Sift the listing for lines that hold the string "порядке" and pull them out.

Stored records
--------------------

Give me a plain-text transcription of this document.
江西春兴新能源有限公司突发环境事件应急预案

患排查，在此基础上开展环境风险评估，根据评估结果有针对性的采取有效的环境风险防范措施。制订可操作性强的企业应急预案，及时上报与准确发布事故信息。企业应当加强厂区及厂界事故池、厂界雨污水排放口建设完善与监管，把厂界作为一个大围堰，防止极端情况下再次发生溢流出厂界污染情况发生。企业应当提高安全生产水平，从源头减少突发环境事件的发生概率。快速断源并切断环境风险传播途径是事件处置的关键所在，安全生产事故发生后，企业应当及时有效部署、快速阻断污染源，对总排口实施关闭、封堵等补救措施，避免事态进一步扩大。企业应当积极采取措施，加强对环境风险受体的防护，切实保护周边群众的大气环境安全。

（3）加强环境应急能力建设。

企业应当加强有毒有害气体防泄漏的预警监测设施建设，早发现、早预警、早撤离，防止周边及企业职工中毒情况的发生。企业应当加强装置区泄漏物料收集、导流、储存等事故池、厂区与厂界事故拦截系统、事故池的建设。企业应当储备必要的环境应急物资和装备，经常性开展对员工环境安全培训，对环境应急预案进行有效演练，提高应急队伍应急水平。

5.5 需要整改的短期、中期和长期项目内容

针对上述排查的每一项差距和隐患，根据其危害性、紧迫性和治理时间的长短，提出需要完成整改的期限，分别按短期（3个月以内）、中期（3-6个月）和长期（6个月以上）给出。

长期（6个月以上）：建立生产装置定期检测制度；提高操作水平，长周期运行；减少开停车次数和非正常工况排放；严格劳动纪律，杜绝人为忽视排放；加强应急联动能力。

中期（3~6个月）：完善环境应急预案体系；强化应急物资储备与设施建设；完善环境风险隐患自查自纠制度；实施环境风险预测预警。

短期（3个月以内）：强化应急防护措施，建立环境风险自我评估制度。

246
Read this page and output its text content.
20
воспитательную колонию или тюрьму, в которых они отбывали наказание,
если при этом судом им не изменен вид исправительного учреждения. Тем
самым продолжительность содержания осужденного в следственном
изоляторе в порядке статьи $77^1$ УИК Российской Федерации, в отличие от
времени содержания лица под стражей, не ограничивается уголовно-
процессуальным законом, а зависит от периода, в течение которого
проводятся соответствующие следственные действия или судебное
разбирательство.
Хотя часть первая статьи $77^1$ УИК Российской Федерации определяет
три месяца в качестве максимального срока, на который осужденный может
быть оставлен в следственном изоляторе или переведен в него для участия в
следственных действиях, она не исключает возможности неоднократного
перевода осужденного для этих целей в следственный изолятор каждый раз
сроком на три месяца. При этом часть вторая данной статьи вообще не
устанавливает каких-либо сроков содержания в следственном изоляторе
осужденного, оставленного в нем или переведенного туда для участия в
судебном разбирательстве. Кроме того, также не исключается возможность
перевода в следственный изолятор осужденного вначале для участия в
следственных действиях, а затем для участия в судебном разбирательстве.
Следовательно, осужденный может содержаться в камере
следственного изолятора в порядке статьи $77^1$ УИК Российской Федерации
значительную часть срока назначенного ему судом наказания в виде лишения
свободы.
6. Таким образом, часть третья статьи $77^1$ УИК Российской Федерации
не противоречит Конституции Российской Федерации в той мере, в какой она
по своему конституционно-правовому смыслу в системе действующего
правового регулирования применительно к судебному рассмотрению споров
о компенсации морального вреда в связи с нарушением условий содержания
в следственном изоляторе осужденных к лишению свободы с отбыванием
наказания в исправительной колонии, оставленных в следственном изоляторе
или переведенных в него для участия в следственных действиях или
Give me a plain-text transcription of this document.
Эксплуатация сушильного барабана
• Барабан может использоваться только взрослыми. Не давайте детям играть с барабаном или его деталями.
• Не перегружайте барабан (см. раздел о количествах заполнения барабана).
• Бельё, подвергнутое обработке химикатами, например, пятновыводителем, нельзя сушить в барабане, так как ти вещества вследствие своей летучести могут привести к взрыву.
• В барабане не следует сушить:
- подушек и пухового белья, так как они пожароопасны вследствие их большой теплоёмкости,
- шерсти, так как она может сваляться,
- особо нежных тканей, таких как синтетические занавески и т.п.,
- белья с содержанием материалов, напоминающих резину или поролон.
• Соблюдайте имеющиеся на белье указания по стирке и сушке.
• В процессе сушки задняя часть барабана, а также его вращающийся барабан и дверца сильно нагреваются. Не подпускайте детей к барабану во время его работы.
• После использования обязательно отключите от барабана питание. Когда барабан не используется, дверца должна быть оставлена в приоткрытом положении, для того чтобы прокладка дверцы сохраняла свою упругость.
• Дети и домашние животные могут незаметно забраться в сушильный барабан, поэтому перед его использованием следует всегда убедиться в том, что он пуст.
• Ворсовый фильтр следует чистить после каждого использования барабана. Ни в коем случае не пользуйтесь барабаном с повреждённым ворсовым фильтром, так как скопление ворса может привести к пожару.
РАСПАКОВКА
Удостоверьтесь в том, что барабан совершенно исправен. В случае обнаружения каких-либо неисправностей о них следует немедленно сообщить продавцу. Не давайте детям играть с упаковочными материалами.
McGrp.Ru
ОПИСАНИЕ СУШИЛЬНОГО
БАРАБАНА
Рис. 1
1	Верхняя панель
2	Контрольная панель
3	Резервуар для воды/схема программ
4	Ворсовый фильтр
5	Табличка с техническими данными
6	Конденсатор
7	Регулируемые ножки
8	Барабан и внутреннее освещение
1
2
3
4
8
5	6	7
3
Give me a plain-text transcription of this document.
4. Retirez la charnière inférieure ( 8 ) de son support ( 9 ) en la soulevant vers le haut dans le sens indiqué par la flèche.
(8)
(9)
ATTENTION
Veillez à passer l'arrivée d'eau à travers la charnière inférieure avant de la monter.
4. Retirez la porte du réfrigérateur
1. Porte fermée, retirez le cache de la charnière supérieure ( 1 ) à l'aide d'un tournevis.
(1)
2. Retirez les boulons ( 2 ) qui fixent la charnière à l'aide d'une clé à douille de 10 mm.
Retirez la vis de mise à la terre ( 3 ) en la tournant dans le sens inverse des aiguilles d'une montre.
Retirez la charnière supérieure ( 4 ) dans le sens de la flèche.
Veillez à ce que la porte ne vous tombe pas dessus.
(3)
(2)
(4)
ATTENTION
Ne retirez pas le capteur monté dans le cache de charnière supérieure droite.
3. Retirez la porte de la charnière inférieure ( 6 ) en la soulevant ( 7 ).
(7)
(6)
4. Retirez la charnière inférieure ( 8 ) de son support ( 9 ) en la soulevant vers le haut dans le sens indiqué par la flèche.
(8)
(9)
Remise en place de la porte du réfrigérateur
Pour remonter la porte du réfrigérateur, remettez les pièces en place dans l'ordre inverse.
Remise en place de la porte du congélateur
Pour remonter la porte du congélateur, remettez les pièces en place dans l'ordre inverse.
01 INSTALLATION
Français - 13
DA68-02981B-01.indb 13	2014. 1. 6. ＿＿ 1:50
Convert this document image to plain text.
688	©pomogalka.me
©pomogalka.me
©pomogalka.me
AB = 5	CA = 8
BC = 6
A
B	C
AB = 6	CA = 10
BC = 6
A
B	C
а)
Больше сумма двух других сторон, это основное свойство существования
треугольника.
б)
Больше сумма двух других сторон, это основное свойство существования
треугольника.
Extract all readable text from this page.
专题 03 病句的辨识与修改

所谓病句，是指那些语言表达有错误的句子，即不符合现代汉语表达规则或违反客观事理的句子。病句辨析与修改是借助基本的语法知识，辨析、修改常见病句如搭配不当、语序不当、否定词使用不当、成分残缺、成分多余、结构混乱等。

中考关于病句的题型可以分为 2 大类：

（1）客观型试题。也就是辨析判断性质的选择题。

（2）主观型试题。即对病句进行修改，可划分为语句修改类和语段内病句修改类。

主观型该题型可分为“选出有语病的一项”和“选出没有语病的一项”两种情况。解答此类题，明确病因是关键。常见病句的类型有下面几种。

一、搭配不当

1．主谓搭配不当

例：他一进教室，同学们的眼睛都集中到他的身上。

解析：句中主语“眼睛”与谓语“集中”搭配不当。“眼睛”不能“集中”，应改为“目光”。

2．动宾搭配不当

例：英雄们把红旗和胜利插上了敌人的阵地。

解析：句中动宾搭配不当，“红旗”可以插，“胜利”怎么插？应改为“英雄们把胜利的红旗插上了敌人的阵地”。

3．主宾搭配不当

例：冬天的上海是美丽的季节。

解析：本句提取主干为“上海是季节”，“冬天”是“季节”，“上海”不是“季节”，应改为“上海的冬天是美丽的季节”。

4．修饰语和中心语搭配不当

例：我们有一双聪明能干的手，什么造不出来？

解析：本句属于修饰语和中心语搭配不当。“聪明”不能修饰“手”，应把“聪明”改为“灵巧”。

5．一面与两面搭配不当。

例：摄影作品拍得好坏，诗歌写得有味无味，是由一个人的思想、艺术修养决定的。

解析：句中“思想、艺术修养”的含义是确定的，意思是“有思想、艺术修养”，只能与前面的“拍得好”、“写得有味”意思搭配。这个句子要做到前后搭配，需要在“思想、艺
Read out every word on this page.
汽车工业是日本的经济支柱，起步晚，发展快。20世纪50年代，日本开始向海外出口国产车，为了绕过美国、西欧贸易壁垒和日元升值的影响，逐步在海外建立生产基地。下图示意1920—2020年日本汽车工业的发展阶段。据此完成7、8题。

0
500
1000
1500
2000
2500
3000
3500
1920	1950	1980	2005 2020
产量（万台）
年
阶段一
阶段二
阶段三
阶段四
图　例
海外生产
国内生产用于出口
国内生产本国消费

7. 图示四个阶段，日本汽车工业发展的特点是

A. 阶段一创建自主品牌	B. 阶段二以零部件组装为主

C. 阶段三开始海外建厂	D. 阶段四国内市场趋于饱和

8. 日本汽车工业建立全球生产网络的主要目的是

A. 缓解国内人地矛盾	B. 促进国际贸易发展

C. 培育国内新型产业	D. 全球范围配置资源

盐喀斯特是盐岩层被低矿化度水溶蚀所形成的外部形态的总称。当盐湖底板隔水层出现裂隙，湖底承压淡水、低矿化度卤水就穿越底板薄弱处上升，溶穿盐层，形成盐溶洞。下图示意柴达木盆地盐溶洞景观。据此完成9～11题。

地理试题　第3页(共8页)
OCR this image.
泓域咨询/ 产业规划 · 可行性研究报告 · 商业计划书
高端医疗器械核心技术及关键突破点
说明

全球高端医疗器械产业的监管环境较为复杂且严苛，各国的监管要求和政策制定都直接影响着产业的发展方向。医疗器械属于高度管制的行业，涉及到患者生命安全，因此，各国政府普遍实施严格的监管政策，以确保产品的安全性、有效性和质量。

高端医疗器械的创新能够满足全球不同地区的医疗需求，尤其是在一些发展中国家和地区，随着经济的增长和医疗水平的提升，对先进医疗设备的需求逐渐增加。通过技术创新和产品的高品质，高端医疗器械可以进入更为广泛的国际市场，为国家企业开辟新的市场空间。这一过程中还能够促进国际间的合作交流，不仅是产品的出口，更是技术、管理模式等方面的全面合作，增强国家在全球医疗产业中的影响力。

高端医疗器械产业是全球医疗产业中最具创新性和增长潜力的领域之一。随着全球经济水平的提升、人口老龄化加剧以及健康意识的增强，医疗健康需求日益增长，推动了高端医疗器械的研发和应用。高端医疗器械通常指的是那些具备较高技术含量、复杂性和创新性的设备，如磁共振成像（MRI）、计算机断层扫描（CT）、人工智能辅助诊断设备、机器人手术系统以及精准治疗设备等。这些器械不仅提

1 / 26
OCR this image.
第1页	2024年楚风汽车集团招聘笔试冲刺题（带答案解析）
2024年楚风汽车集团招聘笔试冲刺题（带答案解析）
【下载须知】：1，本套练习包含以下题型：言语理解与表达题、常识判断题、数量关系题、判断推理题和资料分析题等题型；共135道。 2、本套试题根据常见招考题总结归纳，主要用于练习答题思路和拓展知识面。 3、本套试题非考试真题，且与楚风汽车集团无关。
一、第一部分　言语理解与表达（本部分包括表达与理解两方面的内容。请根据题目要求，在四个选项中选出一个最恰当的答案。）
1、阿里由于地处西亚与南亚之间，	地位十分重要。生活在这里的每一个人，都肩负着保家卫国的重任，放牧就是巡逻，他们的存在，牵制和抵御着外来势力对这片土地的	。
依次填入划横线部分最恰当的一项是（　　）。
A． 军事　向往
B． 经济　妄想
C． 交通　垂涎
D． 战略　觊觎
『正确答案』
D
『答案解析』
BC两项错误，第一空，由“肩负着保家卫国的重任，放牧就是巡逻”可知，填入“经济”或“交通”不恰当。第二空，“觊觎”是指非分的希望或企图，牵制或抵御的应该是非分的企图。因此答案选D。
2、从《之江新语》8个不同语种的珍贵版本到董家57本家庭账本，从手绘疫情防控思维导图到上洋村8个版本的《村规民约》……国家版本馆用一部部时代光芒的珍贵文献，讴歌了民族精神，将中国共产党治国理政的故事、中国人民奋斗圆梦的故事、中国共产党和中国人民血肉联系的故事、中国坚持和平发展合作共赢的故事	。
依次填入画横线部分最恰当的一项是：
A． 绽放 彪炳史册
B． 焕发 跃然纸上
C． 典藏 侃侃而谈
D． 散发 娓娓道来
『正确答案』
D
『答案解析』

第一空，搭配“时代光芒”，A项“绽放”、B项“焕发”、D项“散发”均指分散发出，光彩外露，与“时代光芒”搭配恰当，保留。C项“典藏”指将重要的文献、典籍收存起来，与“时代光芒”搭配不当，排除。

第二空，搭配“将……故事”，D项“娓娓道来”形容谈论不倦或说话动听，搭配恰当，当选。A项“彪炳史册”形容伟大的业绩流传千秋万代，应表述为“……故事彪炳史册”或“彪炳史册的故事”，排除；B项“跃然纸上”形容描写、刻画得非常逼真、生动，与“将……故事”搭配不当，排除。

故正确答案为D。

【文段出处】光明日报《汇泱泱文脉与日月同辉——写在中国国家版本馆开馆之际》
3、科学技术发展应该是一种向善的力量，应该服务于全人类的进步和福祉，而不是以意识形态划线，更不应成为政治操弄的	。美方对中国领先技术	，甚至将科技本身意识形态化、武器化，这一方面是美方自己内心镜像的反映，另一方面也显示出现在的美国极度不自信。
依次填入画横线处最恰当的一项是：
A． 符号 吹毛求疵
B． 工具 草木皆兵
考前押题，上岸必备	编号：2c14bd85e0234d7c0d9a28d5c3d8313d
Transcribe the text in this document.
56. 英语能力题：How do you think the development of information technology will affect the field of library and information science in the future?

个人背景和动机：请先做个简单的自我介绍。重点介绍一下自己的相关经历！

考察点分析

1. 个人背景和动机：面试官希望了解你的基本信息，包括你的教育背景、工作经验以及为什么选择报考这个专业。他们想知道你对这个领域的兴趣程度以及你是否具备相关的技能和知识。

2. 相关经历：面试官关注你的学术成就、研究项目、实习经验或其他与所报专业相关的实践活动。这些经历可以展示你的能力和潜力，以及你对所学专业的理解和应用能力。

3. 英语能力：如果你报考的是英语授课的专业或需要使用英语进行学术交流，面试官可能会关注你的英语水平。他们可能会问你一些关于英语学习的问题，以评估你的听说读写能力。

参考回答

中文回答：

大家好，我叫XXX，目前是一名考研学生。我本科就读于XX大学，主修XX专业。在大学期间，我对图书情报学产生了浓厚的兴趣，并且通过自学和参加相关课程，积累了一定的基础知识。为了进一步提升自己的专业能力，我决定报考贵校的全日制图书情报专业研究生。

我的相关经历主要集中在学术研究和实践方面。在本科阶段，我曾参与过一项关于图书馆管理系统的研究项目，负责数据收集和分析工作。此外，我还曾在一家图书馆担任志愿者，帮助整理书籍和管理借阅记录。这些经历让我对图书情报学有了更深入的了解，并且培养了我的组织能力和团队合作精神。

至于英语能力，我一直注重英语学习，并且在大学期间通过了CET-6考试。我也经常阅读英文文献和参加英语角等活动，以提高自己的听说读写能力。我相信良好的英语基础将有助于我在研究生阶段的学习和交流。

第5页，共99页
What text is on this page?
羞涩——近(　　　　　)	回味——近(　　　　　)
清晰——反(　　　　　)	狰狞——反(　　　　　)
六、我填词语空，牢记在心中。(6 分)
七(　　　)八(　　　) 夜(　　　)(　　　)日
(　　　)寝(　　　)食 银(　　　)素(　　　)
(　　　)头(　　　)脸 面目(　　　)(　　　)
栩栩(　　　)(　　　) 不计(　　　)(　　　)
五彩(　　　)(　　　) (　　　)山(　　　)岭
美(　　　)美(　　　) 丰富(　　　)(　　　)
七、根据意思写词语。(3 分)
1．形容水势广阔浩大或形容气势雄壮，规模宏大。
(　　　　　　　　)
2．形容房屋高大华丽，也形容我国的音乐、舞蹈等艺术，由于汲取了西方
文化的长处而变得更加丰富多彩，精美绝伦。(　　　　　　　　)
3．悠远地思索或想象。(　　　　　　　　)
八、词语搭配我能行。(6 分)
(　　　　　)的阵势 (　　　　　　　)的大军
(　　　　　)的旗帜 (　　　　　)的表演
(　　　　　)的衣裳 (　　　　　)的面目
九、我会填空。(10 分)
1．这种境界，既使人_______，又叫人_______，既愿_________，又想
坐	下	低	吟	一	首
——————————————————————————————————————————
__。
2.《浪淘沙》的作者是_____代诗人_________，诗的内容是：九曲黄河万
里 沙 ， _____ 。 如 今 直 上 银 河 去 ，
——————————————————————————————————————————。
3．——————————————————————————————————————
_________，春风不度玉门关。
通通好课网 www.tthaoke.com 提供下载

--------------------

=== EXERCISE ANSWER ===
изоляторе в порядке статьи $77^1$ УИК Российской Федерации, в отличие от
следственного изолятора в порядке статьи $77^1$ УИК Российской Федерации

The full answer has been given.